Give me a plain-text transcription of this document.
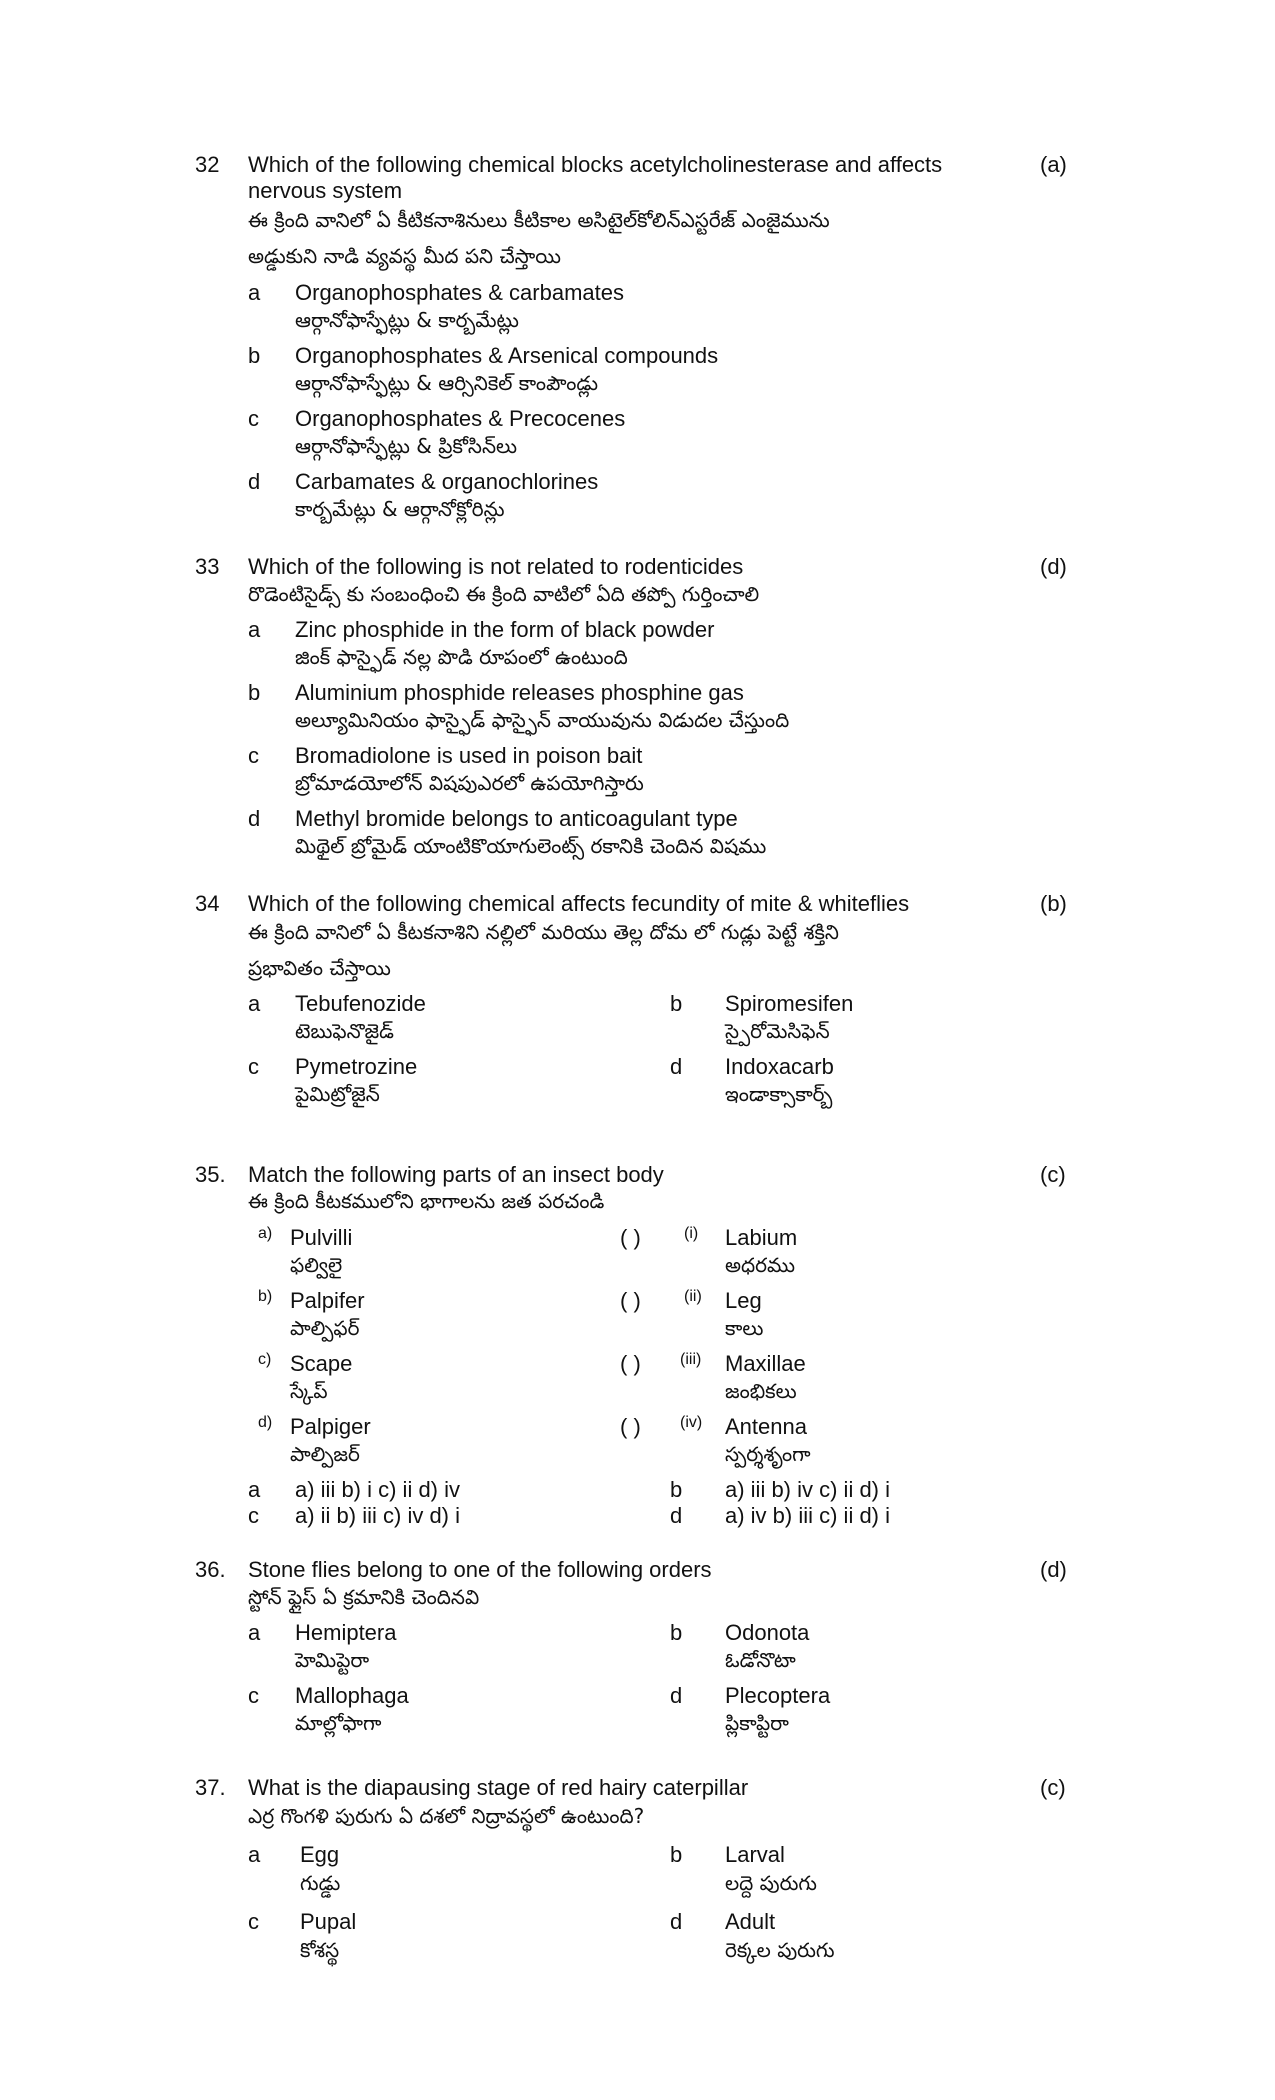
32	(a)
Which of the following chemical blocks acetylcholinesterase and affects
nervous system
ఈ క్రింది వానిలో ఏ కీటికనాశినులు కీటికాల అసిటైల్‌కోలిన్‌ఎస్టరేజ్ ఎంజైమును
అడ్డుకుని నాడి వ్యవస్థ మీద పని చేస్తాయి
a Organophosphates & carbamates
ఆర్గానోఫాస్ఫేట్లు & కార్బమేట్లు
b Organophosphates & Arsenical compounds
ఆర్గానోఫాస్ఫేట్లు & ఆర్సినికెల్ కాంపౌండ్లు
c Organophosphates & Precocenes
ఆర్గానోఫాస్ఫేట్లు & ప్రికోసిన్‌లు
d Carbamates & organochlorines
కార్బమేట్లు & ఆర్గానోక్లోరిన్లు
33	(d)
Which of the following is not related to rodenticides
రొడెంటిసైడ్స్ కు సంబంధించి ఈ క్రింది వాటిలో ఏది తప్పో గుర్తించాలి
a Zinc phosphide in the form of black powder
జింక్ ఫాస్ఫైడ్ నల్ల పొడి రూపంలో ఉంటుంది
b Aluminium phosphide releases phosphine gas
అల్యూమినియం ఫాస్ఫైడ్ ఫాస్ఫైన్ వాయువును విడుదల చేస్తుంది
c Bromadiolone is used in poison bait
బ్రోమాడయోలోన్ విషపుఎరలో ఉపయోగిస్తారు
d Methyl bromide belongs to anticoagulant type
మిథైల్ బ్రోమైడ్ యాంటికొయాగులెంట్స్ రకానికి చెందిన విషము
34	(b)
Which of the following chemical affects fecundity of mite & whiteflies
ఈ క్రింది వానిలో ఏ కీటకనాశిని నల్లిలో మరియు తెల్ల దోమ లో గుడ్లు పెట్టే శక్తిని
ప్రభావితం చేస్తాయి
a Tebufenozide
టెబుఫెనొజైడ్
b Spiromesifen
స్పైరోమెసిఫెన్
c Pymetrozine
పైమిట్రోజైన్
d Indoxacarb
ఇండాక్సాకార్బ్
35.	(c)
Match the following parts of an insect body
ఈ క్రింది కీటకములోని భాగాలను జత పరచండి
a) Pulvilli
ఫల్విలై
( )	(i) Labium
అధరము
b) Palpifer
పాల్పిఫర్
( )	(ii) Leg
కాలు
c) Scape
స్కేప్
( ) (iii) Maxillae
జంభికలు
d) Palpiger
పాల్పిజర్
( ) (iv) Antenna
స్పర్శశృంగా
a a) iii b) i c) ii d) iv	b a) iii b) iv c) ii d) i
c a) ii b) iii c) iv d) i	d a) iv b) iii c) ii d) i
36.	(d)
Stone flies belong to one of the following orders
స్టోన్ ఫ్లైస్ ఏ క్రమానికి చెందినవి
a Hemiptera
హెమిప్టెరా
b Odonota
ఓడోనొటా
c Mallophaga
మాల్లోఫాగా
d Plecoptera
ప్లికాప్టిరా
37.	(c)
What is the diapausing stage of red hairy caterpillar
ఎర్ర గొంగళి పురుగు ఏ దశలో నిద్రావస్థలో ఉంటుంది?
a Egg
గుడ్డు
b Larval
లద్దె పురుగు
c Pupal
కోశస్థ
d Adult
రెక్కల పురుగు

□ □ □

Short task:
Transcribe every record above exactly, leaving out the pictures.

Task output:
Give me a plain-text transcription of this document.
32	(a)
Which of the following chemical blocks acetylcholinesterase and affects
nervous system
ఈ క్రింది వానిలో ఏ కీటికనాశినులు కీటికాల అసిటైల్‌కోలిన్‌ఎస్టరేజ్ ఎంజైమును
అడ్డుకుని నాడి వ్యవస్థ మీద పని చేస్తాయి
a Organophosphates & carbamates
ఆర్గానోఫాస్ఫేట్లు & కార్బమేట్లు
b Organophosphates & Arsenical compounds
ఆర్గానోఫాస్ఫేట్లు & ఆర్సినికెల్ కాంపౌండ్లు
c Organophosphates & Precocenes
ఆర్గానోఫాస్ఫేట్లు & ప్రికోసిన్‌లు
d Carbamates & organochlorines
కార్బమేట్లు & ఆర్గానోక్లోరిన్లు
33	(d)
Which of the following is not related to rodenticides
రొడెంటిసైడ్స్ కు సంబంధించి ఈ క్రింది వాటిలో ఏది తప్పో గుర్తించాలి
a Zinc phosphide in the form of black powder
జింక్ ఫాస్ఫైడ్ నల్ల పొడి రూపంలో ఉంటుంది
b Aluminium phosphide releases phosphine gas
అల్యూమినియం ఫాస్ఫైడ్ ఫాస్ఫైన్ వాయువును విడుదల చేస్తుంది
c Bromadiolone is used in poison bait
బ్రోమాడయోలోన్ విషపుఎరలో ఉపయోగిస్తారు
d Methyl bromide belongs to anticoagulant type
మిథైల్ బ్రోమైడ్ యాంటికొయాగులెంట్స్ రకానికి చెందిన విషము
34	(b)
Which of the following chemical affects fecundity of mite & whiteflies
ఈ క్రింది వానిలో ఏ కీటకనాశిని నల్లిలో మరియు తెల్ల దోమ లో గుడ్లు పెట్టే శక్తిని
ప్రభావితం చేస్తాయి
a Tebufenozide
టెబుఫెనొజైడ్
b Spiromesifen
స్పైరోమెసిఫెన్
c Pymetrozine
పైమిట్రోజైన్
d Indoxacarb
ఇండాక్సాకార్బ్
35.	(c)
Match the following parts of an insect body
ఈ క్రింది కీటకములోని భాగాలను జత పరచండి
a) Pulvilli
ఫల్విలై
( )	(i) Labium
అధరము
b) Palpifer
పాల్పిఫర్
( )	(ii) Leg
కాలు
c) Scape
స్కేప్
( ) (iii) Maxillae
జంభికలు
d) Palpiger
పాల్పిజర్
( ) (iv) Antenna
స్పర్శశృంగా
a a) iii b) i c) ii d) iv	b a) iii b) iv c) ii d) i
c a) ii b) iii c) iv d) i	d a) iv b) iii c) ii d) i
36.	(d)
Stone flies belong to one of the following orders
స్టోన్ ఫ్లైస్ ఏ క్రమానికి చెందినవి
a Hemiptera
హెమిప్టెరా
b Odonota
ఓడోనొటా
c Mallophaga
మాల్లోఫాగా
d Plecoptera
ప్లికాప్టిరా
37.	(c)
What is the diapausing stage of red hairy caterpillar
ఎర్ర గొంగళి పురుగు ఏ దశలో నిద్రావస్థలో ఉంటుంది?
a Egg
గుడ్డు
b Larval
లద్దె పురుగు
c Pupal
కోశస్థ
d Adult
రెక్కల పురుగు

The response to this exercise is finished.